*Supplied entries:*

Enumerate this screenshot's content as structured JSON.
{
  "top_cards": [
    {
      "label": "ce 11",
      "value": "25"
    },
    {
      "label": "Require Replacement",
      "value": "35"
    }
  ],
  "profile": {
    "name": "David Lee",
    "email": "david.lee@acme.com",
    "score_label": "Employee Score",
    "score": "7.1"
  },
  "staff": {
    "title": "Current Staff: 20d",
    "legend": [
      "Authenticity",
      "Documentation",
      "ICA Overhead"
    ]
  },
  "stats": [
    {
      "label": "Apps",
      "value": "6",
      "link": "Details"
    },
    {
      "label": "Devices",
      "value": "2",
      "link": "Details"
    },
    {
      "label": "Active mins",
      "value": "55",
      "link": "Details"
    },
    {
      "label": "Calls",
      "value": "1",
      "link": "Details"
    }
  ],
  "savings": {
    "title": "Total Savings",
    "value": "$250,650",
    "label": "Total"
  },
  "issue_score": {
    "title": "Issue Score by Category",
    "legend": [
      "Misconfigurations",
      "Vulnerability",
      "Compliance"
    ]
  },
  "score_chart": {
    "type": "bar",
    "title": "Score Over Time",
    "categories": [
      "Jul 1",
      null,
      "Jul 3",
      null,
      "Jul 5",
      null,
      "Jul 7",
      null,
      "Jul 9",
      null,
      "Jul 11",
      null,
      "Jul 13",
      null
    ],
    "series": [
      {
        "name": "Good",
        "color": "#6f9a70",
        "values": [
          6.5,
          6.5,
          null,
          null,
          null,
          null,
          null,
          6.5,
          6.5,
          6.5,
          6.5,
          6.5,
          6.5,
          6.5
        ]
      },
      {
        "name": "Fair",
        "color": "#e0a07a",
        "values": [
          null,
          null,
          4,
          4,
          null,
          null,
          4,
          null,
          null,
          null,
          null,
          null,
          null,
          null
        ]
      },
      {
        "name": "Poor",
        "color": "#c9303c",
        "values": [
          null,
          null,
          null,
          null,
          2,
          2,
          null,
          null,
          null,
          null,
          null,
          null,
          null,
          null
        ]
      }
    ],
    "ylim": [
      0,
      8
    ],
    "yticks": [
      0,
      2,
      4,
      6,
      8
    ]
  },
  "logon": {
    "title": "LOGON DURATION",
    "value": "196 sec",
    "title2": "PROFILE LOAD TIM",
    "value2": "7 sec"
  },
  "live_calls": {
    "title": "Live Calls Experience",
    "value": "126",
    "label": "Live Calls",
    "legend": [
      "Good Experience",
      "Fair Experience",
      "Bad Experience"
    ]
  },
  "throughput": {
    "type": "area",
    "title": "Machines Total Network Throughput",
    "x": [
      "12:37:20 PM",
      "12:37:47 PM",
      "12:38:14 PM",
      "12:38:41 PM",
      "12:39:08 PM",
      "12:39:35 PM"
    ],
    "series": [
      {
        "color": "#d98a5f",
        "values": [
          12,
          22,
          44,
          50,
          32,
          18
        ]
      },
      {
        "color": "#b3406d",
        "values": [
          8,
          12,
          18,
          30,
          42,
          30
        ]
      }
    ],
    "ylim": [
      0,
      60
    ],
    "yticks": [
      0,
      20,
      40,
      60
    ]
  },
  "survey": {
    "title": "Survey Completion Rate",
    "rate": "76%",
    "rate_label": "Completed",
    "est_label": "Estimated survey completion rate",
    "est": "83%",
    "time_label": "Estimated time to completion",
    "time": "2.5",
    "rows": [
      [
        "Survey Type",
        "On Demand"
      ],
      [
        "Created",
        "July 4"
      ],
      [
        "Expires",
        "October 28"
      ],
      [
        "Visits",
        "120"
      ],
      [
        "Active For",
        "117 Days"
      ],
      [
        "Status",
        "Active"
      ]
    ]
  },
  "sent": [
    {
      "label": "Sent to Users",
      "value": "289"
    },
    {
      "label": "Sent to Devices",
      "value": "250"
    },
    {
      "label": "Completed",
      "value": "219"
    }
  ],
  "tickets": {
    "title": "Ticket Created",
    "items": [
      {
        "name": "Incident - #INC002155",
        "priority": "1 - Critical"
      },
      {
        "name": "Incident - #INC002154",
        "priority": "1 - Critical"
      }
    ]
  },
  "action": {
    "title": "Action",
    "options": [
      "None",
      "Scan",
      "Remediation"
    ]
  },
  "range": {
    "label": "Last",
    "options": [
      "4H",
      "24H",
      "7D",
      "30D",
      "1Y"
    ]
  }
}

*Written instruction:*
Type out the material again exactly as presented.

*Right answer:*
Enumerate this screenshot's content as structured JSON.
{
  "top_cards": [
    {
      "label": "ce 11",
      "value": "25"
    },
    {
      "label": "Require Replacement",
      "value": "35"
    }
  ],
  "profile": {
    "name": "David Lee",
    "email": "david.lee@acme.com",
    "score_label": "Employee Score",
    "score": "7.1"
  },
  "staff": {
    "title": "Current Staff: 20d",
    "legend": [
      "Authenticity",
      "Documentation",
      "ICA Overhead"
    ]
  },
  "stats": [
    {
      "label": "Apps",
      "value": "6",
      "link": "Details"
    },
    {
      "label": "Devices",
      "value": "2",
      "link": "Details"
    },
    {
      "label": "Active mins",
      "value": "55",
      "link": "Details"
    },
    {
      "label": "Calls",
      "value": "1",
      "link": "Details"
    }
  ],
  "savings": {
    "title": "Total Savings",
    "value": "$250,650",
    "label": "Total"
  },
  "issue_score": {
    "title": "Issue Score by Category",
    "legend": [
      "Misconfigurations",
      "Vulnerability",
      "Compliance"
    ]
  },
  "score_chart": {
    "type": "bar",
    "title": "Score Over Time",
    "categories": [
      "Jul 1",
      null,
      "Jul 3",
      null,
      "Jul 5",
      null,
      "Jul 7",
      null,
      "Jul 9",
      null,
      "Jul 11",
      null,
      "Jul 13",
      null
    ],
    "series": [
      {
        "name": "Good",
        "color": "#6f9a70",
        "values": [
          6.5,
          6.5,
          null,
          null,
          null,
          null,
          null,
          6.5,
          6.5,
          6.5,
          6.5,
          6.5,
          6.5,
          6.5
        ]
      },
      {
        "name": "Fair",
        "color": "#e0a07a",
        "values": [
          null,
          null,
          4,
          4,
          null,
          null,
          4,
          null,
          null,
          null,
          null,
          null,
          null,
          null
        ]
      },
      {
        "name": "Poor",
        "color": "#c9303c",
        "values": [
          null,
          null,
          null,
          null,
          2,
          2,
          null,
          null,
          null,
          null,
          null,
          null,
          null,
          null
        ]
      }
    ],
    "ylim": [
      0,
      8
    ],
    "yticks": [
      0,
      2,
      4,
      6,
      8
    ]
  },
  "logon": {
    "title": "LOGON DURATION",
    "value": "196 sec",
    "title2": "PROFILE LOAD TIM",
    "value2": "7 sec"
  },
  "live_calls": {
    "title": "Live Calls Experience",
    "value": "126",
    "label": "Live Calls",
    "legend": [
      "Good Experience",
      "Fair Experience",
      "Bad Experience"
    ]
  },
  "throughput": {
    "type": "area",
    "title": "Machines Total Network Throughput",
    "x": [
      "12:37:20 PM",
      "12:37:47 PM",
      "12:38:14 PM",
      "12:38:41 PM",
      "12:39:08 PM",
      "12:39:35 PM"
    ],
    "series": [
      {
        "color": "#d98a5f",
        "values": [
          12,
          22,
          44,
          50,
          32,
          18
        ]
      },
      {
        "color": "#b3406d",
        "values": [
          8,
          12,
          18,
          30,
          42,
          30
        ]
      }
    ],
    "ylim": [
      0,
      60
    ],
    "yticks": [
      0,
      20,
      40,
      60
    ]
  },
  "survey": {
    "title": "Survey Completion Rate",
    "rate": "76%",
    "rate_label": "Completed",
    "est_label": "Estimated survey completion rate",
    "est": "83%",
    "time_label": "Estimated time to completion",
    "time": "2.5",
    "rows": [
      [
        "Survey Type",
        "On Demand"
      ],
      [
        "Created",
        "July 4"
      ],
      [
        "Expires",
        "October 28"
      ],
      [
        "Visits",
        "120"
      ],
      [
        "Active For",
        "117 Days"
      ],
      [
        "Status",
        "Active"
      ]
    ]
  },
  "sent": [
    {
      "label": "Sent to Users",
      "value": "289"
    },
    {
      "label": "Sent to Devices",
      "value": "250"
    },
    {
      "label": "Completed",
      "value": "219"
    }
  ],
  "tickets": {
    "title": "Ticket Created",
    "items": [
      {
        "name": "Incident - #INC002155",
        "priority": "1 - Critical"
      },
      {
        "name": "Incident - #INC002154",
        "priority": "1 - Critical"
      }
    ]
  },
  "action": {
    "title": "Action",
    "options": [
      "None",
      "Scan",
      "Remediation"
    ]
  },
  "range": {
    "label": "Last",
    "options": [
      "4H",
      "24H",
      "7D",
      "30D",
      "1Y"
    ]
  }
}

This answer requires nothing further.